WRITTEN PROBLEM -
Take the listing and print it in full, exactly as given.

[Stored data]
[START]
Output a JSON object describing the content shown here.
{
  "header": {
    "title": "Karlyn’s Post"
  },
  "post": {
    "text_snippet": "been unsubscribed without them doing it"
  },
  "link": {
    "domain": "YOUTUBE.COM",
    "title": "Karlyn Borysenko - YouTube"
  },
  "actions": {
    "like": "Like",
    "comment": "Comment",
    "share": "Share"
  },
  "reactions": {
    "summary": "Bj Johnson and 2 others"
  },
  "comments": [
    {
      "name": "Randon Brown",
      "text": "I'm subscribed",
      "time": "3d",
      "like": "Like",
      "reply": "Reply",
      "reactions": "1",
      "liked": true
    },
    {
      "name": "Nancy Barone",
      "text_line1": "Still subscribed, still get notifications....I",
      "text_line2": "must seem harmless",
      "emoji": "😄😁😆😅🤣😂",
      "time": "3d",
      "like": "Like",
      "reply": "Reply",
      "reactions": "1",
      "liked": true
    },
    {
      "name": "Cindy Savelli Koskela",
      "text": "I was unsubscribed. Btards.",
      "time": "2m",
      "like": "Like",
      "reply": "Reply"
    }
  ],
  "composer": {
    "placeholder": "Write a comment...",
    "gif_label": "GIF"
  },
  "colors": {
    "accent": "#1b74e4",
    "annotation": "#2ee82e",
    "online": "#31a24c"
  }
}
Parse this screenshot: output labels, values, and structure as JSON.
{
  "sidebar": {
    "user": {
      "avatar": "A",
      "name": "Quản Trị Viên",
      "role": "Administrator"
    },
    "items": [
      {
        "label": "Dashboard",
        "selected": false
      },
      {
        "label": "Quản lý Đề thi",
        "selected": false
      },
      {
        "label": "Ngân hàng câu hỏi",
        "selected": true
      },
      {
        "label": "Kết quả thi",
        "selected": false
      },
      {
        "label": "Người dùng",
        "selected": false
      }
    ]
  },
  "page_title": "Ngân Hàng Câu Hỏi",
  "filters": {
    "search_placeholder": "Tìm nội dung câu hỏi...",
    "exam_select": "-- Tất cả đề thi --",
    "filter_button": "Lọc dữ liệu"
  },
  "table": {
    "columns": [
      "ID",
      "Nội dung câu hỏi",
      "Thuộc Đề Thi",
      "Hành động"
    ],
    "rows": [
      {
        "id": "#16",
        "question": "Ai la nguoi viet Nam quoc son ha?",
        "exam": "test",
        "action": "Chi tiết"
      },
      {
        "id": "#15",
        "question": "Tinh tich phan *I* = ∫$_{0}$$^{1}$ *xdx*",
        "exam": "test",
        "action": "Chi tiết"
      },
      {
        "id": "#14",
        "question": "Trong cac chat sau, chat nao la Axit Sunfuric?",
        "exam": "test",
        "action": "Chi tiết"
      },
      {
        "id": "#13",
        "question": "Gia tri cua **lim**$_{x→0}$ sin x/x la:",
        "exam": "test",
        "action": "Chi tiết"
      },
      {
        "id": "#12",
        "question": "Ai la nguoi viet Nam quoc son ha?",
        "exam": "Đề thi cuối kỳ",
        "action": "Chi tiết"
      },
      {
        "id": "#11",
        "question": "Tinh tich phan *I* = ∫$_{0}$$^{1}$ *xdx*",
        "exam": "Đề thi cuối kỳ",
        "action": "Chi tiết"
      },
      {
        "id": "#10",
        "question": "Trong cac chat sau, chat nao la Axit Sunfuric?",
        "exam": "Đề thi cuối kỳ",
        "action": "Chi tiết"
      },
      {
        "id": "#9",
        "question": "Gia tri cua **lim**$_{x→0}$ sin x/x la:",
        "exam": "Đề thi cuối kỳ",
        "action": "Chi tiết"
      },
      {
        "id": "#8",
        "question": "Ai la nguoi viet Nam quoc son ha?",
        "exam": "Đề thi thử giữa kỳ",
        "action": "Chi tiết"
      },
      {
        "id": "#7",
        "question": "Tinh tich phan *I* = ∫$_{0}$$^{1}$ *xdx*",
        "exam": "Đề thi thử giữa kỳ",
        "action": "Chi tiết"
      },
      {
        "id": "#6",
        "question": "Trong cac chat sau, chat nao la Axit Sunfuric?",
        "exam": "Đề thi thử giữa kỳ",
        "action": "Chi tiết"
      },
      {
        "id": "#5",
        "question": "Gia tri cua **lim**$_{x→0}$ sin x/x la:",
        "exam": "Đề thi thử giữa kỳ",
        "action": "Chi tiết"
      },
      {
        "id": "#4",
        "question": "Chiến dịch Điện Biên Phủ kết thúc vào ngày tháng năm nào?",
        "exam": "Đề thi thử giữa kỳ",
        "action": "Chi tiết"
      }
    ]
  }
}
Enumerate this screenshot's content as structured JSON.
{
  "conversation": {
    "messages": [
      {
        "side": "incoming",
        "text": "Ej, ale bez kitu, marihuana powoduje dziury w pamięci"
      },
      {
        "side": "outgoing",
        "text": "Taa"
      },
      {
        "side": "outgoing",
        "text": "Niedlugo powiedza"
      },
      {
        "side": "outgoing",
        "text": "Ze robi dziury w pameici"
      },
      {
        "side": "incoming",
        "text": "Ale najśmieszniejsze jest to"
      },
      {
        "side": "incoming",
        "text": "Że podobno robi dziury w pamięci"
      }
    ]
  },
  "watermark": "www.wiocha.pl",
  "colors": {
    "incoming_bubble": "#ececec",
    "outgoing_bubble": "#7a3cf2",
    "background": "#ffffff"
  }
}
[END]
SOLUTION -
Output a JSON object describing the content shown here.
{
  "header": {
    "title": "Karlyn’s Post"
  },
  "post": {
    "text_snippet": "been unsubscribed without them doing it"
  },
  "link": {
    "domain": "YOUTUBE.COM",
    "title": "Karlyn Borysenko - YouTube"
  },
  "actions": {
    "like": "Like",
    "comment": "Comment",
    "share": "Share"
  },
  "reactions": {
    "summary": "Bj Johnson and 2 others"
  },
  "comments": [
    {
      "name": "Randon Brown",
      "text": "I'm subscribed",
      "time": "3d",
      "like": "Like",
      "reply": "Reply",
      "reactions": "1",
      "liked": true
    },
    {
      "name": "Nancy Barone",
      "text_line1": "Still subscribed, still get notifications....I",
      "text_line2": "must seem harmless",
      "emoji": "😄😁😆😅🤣😂",
      "time": "3d",
      "like": "Like",
      "reply": "Reply",
      "reactions": "1",
      "liked": true
    },
    {
      "name": "Cindy Savelli Koskela",
      "text": "I was unsubscribed. Btards.",
      "time": "2m",
      "like": "Like",
      "reply": "Reply"
    }
  ],
  "composer": {
    "placeholder": "Write a comment...",
    "gif_label": "GIF"
  },
  "colors": {
    "accent": "#1b74e4",
    "annotation": "#2ee82e",
    "online": "#31a24c"
  }
}
Parse this screenshot: output labels, values, and structure as JSON.
{
  "sidebar": {
    "user": {
      "avatar": "A",
      "name": "Quản Trị Viên",
      "role": "Administrator"
    },
    "items": [
      {
        "label": "Dashboard",
        "selected": false
      },
      {
        "label": "Quản lý Đề thi",
        "selected": false
      },
      {
        "label": "Ngân hàng câu hỏi",
        "selected": true
      },
      {
        "label": "Kết quả thi",
        "selected": false
      },
      {
        "label": "Người dùng",
        "selected": false
      }
    ]
  },
  "page_title": "Ngân Hàng Câu Hỏi",
  "filters": {
    "search_placeholder": "Tìm nội dung câu hỏi...",
    "exam_select": "-- Tất cả đề thi --",
    "filter_button": "Lọc dữ liệu"
  },
  "table": {
    "columns": [
      "ID",
      "Nội dung câu hỏi",
      "Thuộc Đề Thi",
      "Hành động"
    ],
    "rows": [
      {
        "id": "#16",
        "question": "Ai la nguoi viet Nam quoc son ha?",
        "exam": "test",
        "action": "Chi tiết"
      },
      {
        "id": "#15",
        "question": "Tinh tich phan *I* = ∫$_{0}$$^{1}$ *xdx*",
        "exam": "test",
        "action": "Chi tiết"
      },
      {
        "id": "#14",
        "question": "Trong cac chat sau, chat nao la Axit Sunfuric?",
        "exam": "test",
        "action": "Chi tiết"
      },
      {
        "id": "#13",
        "question": "Gia tri cua **lim**$_{x→0}$ sin x/x la:",
        "exam": "test",
        "action": "Chi tiết"
      },
      {
        "id": "#12",
        "question": "Ai la nguoi viet Nam quoc son ha?",
        "exam": "Đề thi cuối kỳ",
        "action": "Chi tiết"
      },
      {
        "id": "#11",
        "question": "Tinh tich phan *I* = ∫$_{0}$$^{1}$ *xdx*",
        "exam": "Đề thi cuối kỳ",
        "action": "Chi tiết"
      },
      {
        "id": "#10",
        "question": "Trong cac chat sau, chat nao la Axit Sunfuric?",
        "exam": "Đề thi cuối kỳ",
        "action": "Chi tiết"
      },
      {
        "id": "#9",
        "question": "Gia tri cua **lim**$_{x→0}$ sin x/x la:",
        "exam": "Đề thi cuối kỳ",
        "action": "Chi tiết"
      },
      {
        "id": "#8",
        "question": "Ai la nguoi viet Nam quoc son ha?",
        "exam": "Đề thi thử giữa kỳ",
        "action": "Chi tiết"
      },
      {
        "id": "#7",
        "question": "Tinh tich phan *I* = ∫$_{0}$$^{1}$ *xdx*",
        "exam": "Đề thi thử giữa kỳ",
        "action": "Chi tiết"
      },
      {
        "id": "#6",
        "question": "Trong cac chat sau, chat nao la Axit Sunfuric?",
        "exam": "Đề thi thử giữa kỳ",
        "action": "Chi tiết"
      },
      {
        "id": "#5",
        "question": "Gia tri cua **lim**$_{x→0}$ sin x/x la:",
        "exam": "Đề thi thử giữa kỳ",
        "action": "Chi tiết"
      },
      {
        "id": "#4",
        "question": "Chiến dịch Điện Biên Phủ kết thúc vào ngày tháng năm nào?",
        "exam": "Đề thi thử giữa kỳ",
        "action": "Chi tiết"
      }
    ]
  }
}
Enumerate this screenshot's content as structured JSON.
{
  "conversation": {
    "messages": [
      {
        "side": "incoming",
        "text": "Ej, ale bez kitu, marihuana powoduje dziury w pamięci"
      },
      {
        "side": "outgoing",
        "text": "Taa"
      },
      {
        "side": "outgoing",
        "text": "Niedlugo powiedza"
      },
      {
        "side": "outgoing",
        "text": "Ze robi dziury w pameici"
      },
      {
        "side": "incoming",
        "text": "Ale najśmieszniejsze jest to"
      },
      {
        "side": "incoming",
        "text": "Że podobno robi dziury w pamięci"
      }
    ]
  },
  "watermark": "www.wiocha.pl",
  "colors": {
    "incoming_bubble": "#ececec",
    "outgoing_bubble": "#7a3cf2",
    "background": "#ffffff"
  }
}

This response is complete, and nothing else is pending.